>> Begin PASSAGE
June 1, 2017 by admin

Iran Regime Expands Its Militant Activities

Iran Regime Expands Its Militant Activities

With Hassan Rouhani ensconced for another four years, the mullahs in Tehran can turn their attention back to the work at hand which is continuing the expansion of the Iranian regime’s extremism and secure the gains it made during four years of an Obama administration’s failed policy of appeasement.

That expansion is on a variety of fronts. First and foremost, the regime is focused on expanding its military capabilities and has made aggressive moves to do so. It’s a vital step for the regime since the Revolutionary Guard Corps and its related units, such as the Quds Force, are the tip of the spear that also happen to control the economic purse strings of the country.

Through an elaborate network of shell companies, the IRGC control most of the major industrial sectors such as oil, manufacturing, telecommunications and financial services. It regularly uses the profits from these enterprises to pay for its military expenditures as well as the proxies it uses in its fighting.
>> End PASSAGE
>> Begin RECORD EXCERPTS
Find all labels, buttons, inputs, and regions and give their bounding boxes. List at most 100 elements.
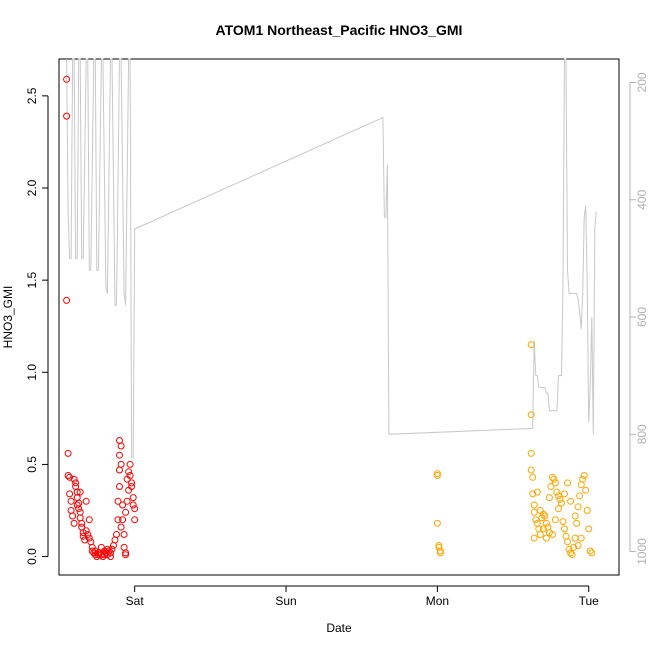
data-point: [577, 534, 585, 542]
data-point: [527, 466, 535, 474]
data-point: [126, 460, 134, 468]
data-point: [547, 483, 555, 490]
data-point: [76, 508, 84, 516]
data-point: [63, 75, 71, 83]
data-point: [433, 470, 441, 478]
data-point: [131, 505, 139, 513]
x-axis-label: Date: [326, 621, 352, 635]
data-point: [129, 501, 137, 509]
data-point: [107, 553, 114, 561]
data-point: [116, 483, 123, 490]
data-point: [433, 519, 441, 527]
data-point: [571, 534, 579, 542]
data-point: [533, 488, 541, 496]
pressure-line-group: [66, 58, 597, 459]
data-point: [85, 516, 93, 524]
y2-axis: 200 400 600 800 1000: [629, 72, 649, 565]
data-point: [548, 531, 556, 538]
data-point: [530, 508, 538, 516]
data-point: [561, 490, 568, 498]
data-point: [63, 112, 71, 120]
data-point: [567, 549, 575, 557]
data-point: [70, 519, 78, 527]
data-point: [67, 497, 75, 505]
data-point: [79, 532, 87, 540]
data-point: [548, 473, 556, 481]
x-tick-label: Sat: [126, 594, 145, 608]
x-tick-label: Tue: [579, 594, 600, 608]
data-point: [536, 531, 544, 538]
data-point: [530, 534, 538, 542]
y2-tick-label: 600: [635, 307, 649, 327]
data-point: [555, 492, 562, 500]
data-point: [586, 547, 594, 555]
data-point: [131, 516, 139, 524]
data-point: [529, 490, 537, 498]
data-point: [66, 473, 74, 481]
data-point: [530, 501, 538, 509]
data-point: [529, 473, 537, 481]
data-point: [75, 505, 83, 513]
data-point: [114, 516, 122, 524]
y-tick-label: 2.5: [25, 87, 39, 104]
y-tick-label: 1.5: [25, 271, 39, 288]
data-point: [66, 490, 74, 498]
data-point: [85, 534, 93, 542]
data-point: [541, 512, 549, 520]
data-point: [536, 507, 544, 514]
data-point: [128, 479, 136, 487]
data-point: [125, 486, 133, 494]
series-group: [63, 75, 596, 561]
data-point: [117, 460, 125, 468]
data-point: [87, 538, 95, 546]
data-point: [559, 518, 567, 526]
data-point: [542, 534, 550, 542]
data-point: [116, 466, 123, 474]
data-point: [117, 523, 125, 531]
plot-frame: [58, 58, 620, 576]
data-point: [565, 545, 573, 553]
data-point: [436, 547, 444, 555]
data-point: [580, 472, 588, 479]
x-axis: Sat Sun Mon Tue: [126, 585, 600, 608]
data-point: [129, 494, 137, 502]
data-point: [126, 472, 134, 479]
data-point: [117, 442, 125, 450]
data-point: [122, 508, 130, 516]
data-point: [532, 516, 540, 524]
data-point: [574, 503, 582, 511]
data-point: [573, 519, 581, 527]
data-point: [553, 488, 561, 496]
data-point: [545, 494, 553, 502]
data-point: [564, 538, 571, 546]
data-point: [97, 543, 105, 551]
data-point: [571, 512, 579, 520]
y-axis: 0.0 0.5 1.0 1.5 2.0 2.5: [25, 87, 49, 565]
data-point: [582, 486, 590, 494]
data-point: [542, 519, 550, 527]
data-point: [119, 501, 127, 509]
data-point: [122, 551, 130, 559]
data-point: [72, 483, 80, 490]
data-point: [551, 479, 559, 487]
data-point: [116, 451, 123, 459]
data-point: [125, 468, 133, 476]
data-point: [558, 499, 565, 507]
data-point: [91, 547, 99, 555]
data-point: [550, 475, 558, 483]
data-point: [64, 449, 72, 457]
y2-tick-label: 400: [635, 189, 649, 209]
data-point: [579, 475, 587, 483]
y2-tick-label: 800: [635, 424, 649, 444]
data-point: [84, 531, 92, 538]
data-point: [73, 501, 81, 509]
data-point: [585, 525, 593, 533]
data-point: [69, 512, 77, 520]
data-point: [527, 449, 535, 457]
data-point: [539, 525, 547, 533]
data-point: [556, 495, 564, 503]
data-point: [78, 519, 86, 527]
data-point: [82, 527, 90, 535]
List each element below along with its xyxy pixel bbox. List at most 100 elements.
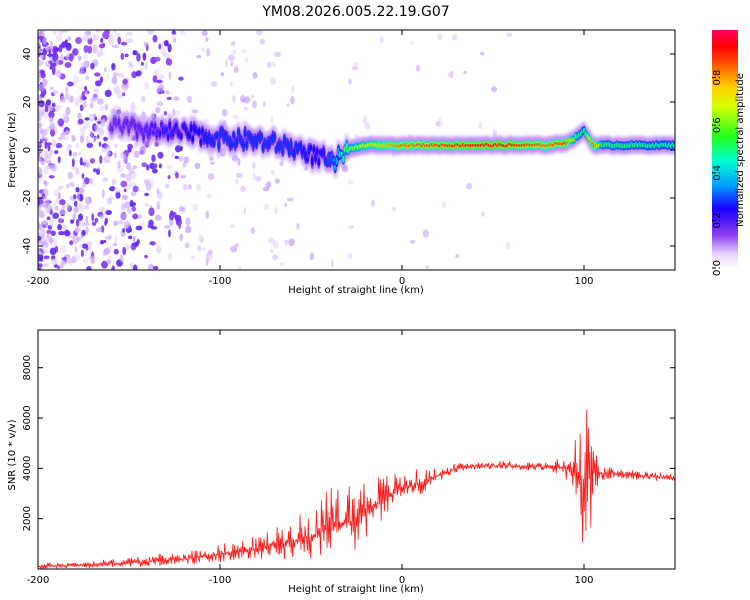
- noise-speckle: [463, 70, 467, 75]
- noise-speckle: [48, 237, 54, 243]
- noise-speckle: [117, 36, 121, 45]
- noise-speckle: [149, 241, 156, 246]
- noise-speckle: [93, 88, 99, 93]
- x-tick-label: -100: [209, 276, 232, 287]
- noise-speckle: [126, 38, 134, 43]
- noise-speckle: [75, 219, 80, 227]
- noise-speckle: [99, 240, 105, 245]
- noise-speckle: [165, 58, 173, 66]
- noise-speckle: [152, 265, 159, 270]
- noise-speckle: [154, 214, 162, 221]
- noise-speckle: [126, 206, 132, 215]
- noise-speckle: [100, 48, 103, 57]
- noise-speckle: [38, 267, 42, 270]
- spectrogram-x-ticks: -200 -100 0 100: [27, 30, 594, 287]
- spectrogram-y-label: Frequency (Hz): [7, 112, 18, 188]
- noise-speckle: [235, 172, 243, 178]
- noise-speckle: [99, 214, 105, 219]
- ridge-mid: [289, 140, 293, 150]
- noise-speckle: [146, 164, 150, 171]
- noise-speckle: [75, 168, 80, 175]
- noise-speckle: [131, 206, 136, 212]
- noise-speckle: [265, 181, 272, 189]
- noise-speckle: [196, 54, 202, 59]
- noise-speckle: [44, 209, 51, 214]
- noise-speckle: [85, 75, 90, 80]
- noise-speckle: [88, 177, 94, 185]
- spectrogram-panel: -200 -100 0 100 40 20 0 -20 -40 Height of strai…: [7, 29, 746, 296]
- noise-speckle: [132, 50, 138, 56]
- x-tick-label: 100: [574, 575, 593, 586]
- figure-title: YM08.2026.005.22.19.G07: [261, 4, 449, 20]
- noise-speckle: [183, 156, 190, 164]
- noise-speckle: [127, 143, 133, 150]
- noise-speckle: [74, 97, 79, 107]
- noise-speckle: [125, 162, 132, 170]
- noise-speckle: [438, 117, 442, 123]
- noise-speckle: [167, 252, 173, 261]
- noise-speckle: [128, 61, 133, 65]
- noise-speckle: [104, 220, 107, 227]
- noise-speckle: [124, 220, 129, 229]
- noise-speckle: [59, 199, 66, 206]
- noise-speckle: [268, 237, 275, 244]
- noise-speckle: [83, 222, 90, 226]
- y-tick-label: 4000: [22, 456, 33, 481]
- noise-speckle: [55, 33, 63, 43]
- noise-speckle: [84, 205, 90, 210]
- noise-speckle: [66, 257, 73, 263]
- noise-speckle: [149, 204, 153, 208]
- noise-speckle: [52, 89, 59, 95]
- noise-speckle: [263, 203, 270, 211]
- noise-speckle: [250, 227, 256, 235]
- noise-speckle: [111, 62, 116, 71]
- noise-speckle: [90, 62, 95, 70]
- noise-speckle: [128, 167, 135, 175]
- ridge-mid: [150, 122, 154, 129]
- noise-speckle: [198, 234, 204, 243]
- noise-speckle: [157, 191, 163, 200]
- noise-speckle: [94, 137, 98, 141]
- noise-speckle: [178, 76, 184, 81]
- noise-speckle: [240, 49, 247, 54]
- noise-speckle: [81, 91, 85, 100]
- noise-speckle: [157, 151, 164, 159]
- noise-speckle: [270, 248, 274, 254]
- noise-speckle: [81, 173, 85, 179]
- noise-speckle: [88, 113, 95, 123]
- noise-speckle: [74, 227, 82, 233]
- noise-speckle: [48, 60, 53, 64]
- noise-speckle: [103, 136, 108, 142]
- noise-speckle: [120, 41, 128, 46]
- noise-speckle: [85, 196, 92, 205]
- noise-speckle: [84, 90, 88, 97]
- noise-speckle: [202, 247, 206, 252]
- ridge-band: [108, 108, 675, 179]
- noise-speckle: [78, 86, 86, 90]
- noise-speckle: [57, 104, 62, 111]
- noise-speckle: [144, 81, 150, 91]
- noise-speckle: [113, 79, 118, 85]
- noise-speckle: [107, 33, 114, 41]
- noise-speckle: [78, 213, 83, 221]
- noise-speckle: [57, 185, 62, 191]
- noise-speckle: [286, 103, 290, 107]
- noise-speckle: [158, 74, 165, 80]
- noise-speckle: [113, 220, 118, 226]
- noise-speckle: [152, 34, 158, 43]
- noise-speckle: [102, 31, 109, 39]
- noise-speckle: [135, 225, 143, 231]
- noise-speckle: [46, 216, 51, 220]
- noise-speckle: [102, 42, 105, 47]
- noise-speckle: [79, 104, 84, 112]
- noise-speckle: [152, 163, 158, 169]
- noise-speckle: [115, 191, 121, 199]
- colorbar-tick-label: 0.0: [712, 260, 723, 276]
- noise-speckle: [67, 203, 71, 212]
- noise-speckle: [174, 155, 179, 160]
- noise-speckle: [63, 48, 67, 52]
- noise-speckle: [98, 206, 105, 213]
- noise-speckle: [135, 241, 139, 247]
- ridge-mid: [310, 156, 314, 166]
- ridge-mid: [168, 121, 172, 131]
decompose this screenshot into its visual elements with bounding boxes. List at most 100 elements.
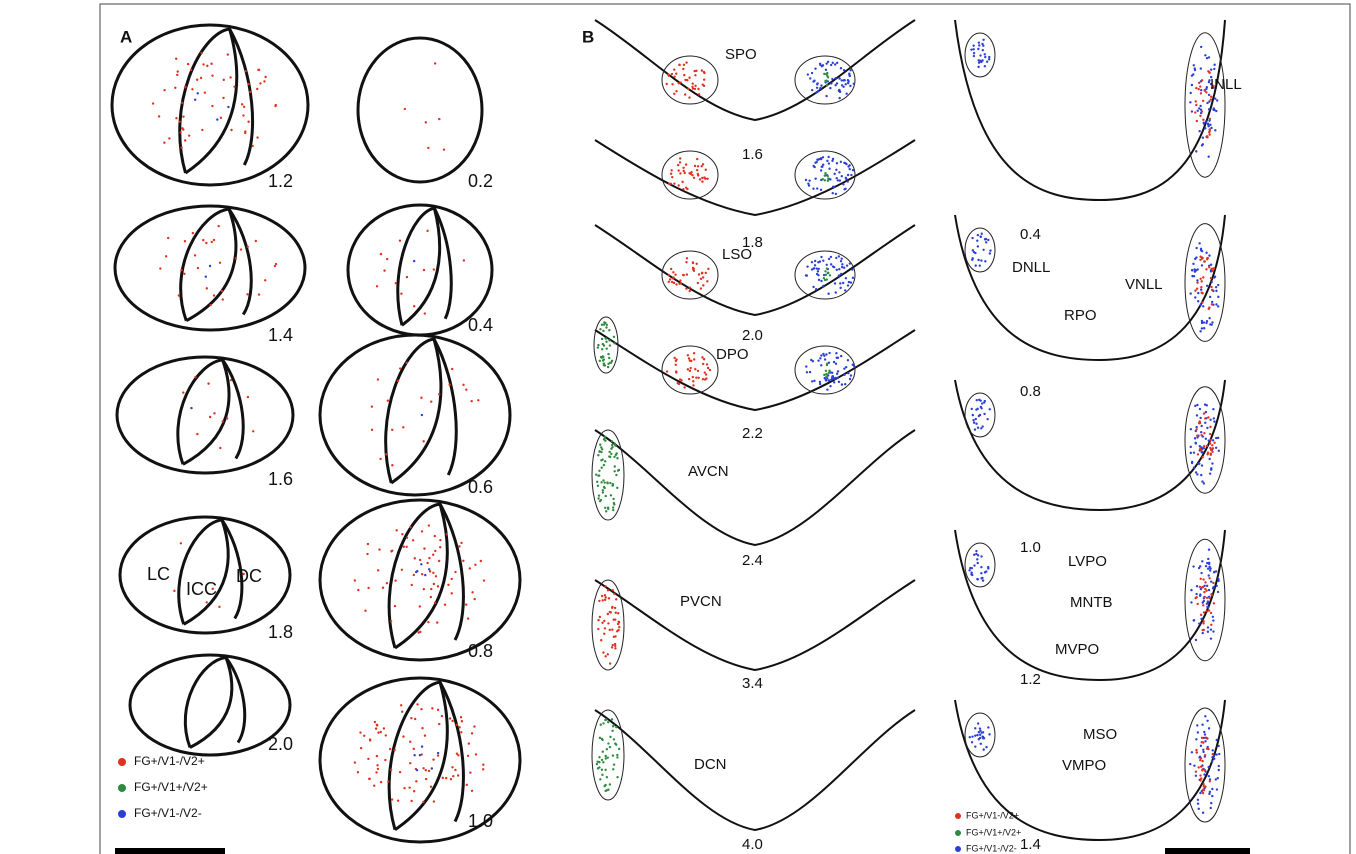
>> End RECORD EXCERPTS
STATED TASK 1: Name every industrial sector that the passage on Iran says the IRGC controls.
STATED TASK 2: In the records, copy everything from the line containing "- noise-speckle: [463, 70, 467, 75]" down to the line containing "- noise-speckle: [88, 177, 94, 185]", including both of those lines.

EXERCISE OUTPUT 1:
- Oil
- Manufacturing
- Telecommunications
- Financial services

EXERCISE OUTPUT 2:
- noise-speckle: [463, 70, 467, 75]
- noise-speckle: [48, 237, 54, 243]
- noise-speckle: [117, 36, 121, 45]
- noise-speckle: [149, 241, 156, 246]
- noise-speckle: [93, 88, 99, 93]
- x-tick-label: -100: [209, 276, 232, 287]
- noise-speckle: [126, 38, 134, 43]
- noise-speckle: [75, 219, 80, 227]
- noise-speckle: [99, 240, 105, 245]
- noise-speckle: [165, 58, 173, 66]
- noise-speckle: [152, 265, 159, 270]
- noise-speckle: [154, 214, 162, 221]
- noise-speckle: [126, 206, 132, 215]
- noise-speckle: [100, 48, 103, 57]
- noise-speckle: [38, 267, 42, 270]
- spectrogram-x-ticks: -200 -100 0 100: [27, 30, 594, 287]
- spectrogram-y-label: Frequency (Hz): [7, 112, 18, 188]
- noise-speckle: [235, 172, 243, 178]
- noise-speckle: [99, 214, 105, 219]
- ridge-mid: [289, 140, 293, 150]
- noise-speckle: [146, 164, 150, 171]
- noise-speckle: [75, 168, 80, 175]
- noise-speckle: [131, 206, 136, 212]
- noise-speckle: [265, 181, 272, 189]
- noise-speckle: [196, 54, 202, 59]
- noise-speckle: [44, 209, 51, 214]
- noise-speckle: [85, 75, 90, 80]
- noise-speckle: [88, 177, 94, 185]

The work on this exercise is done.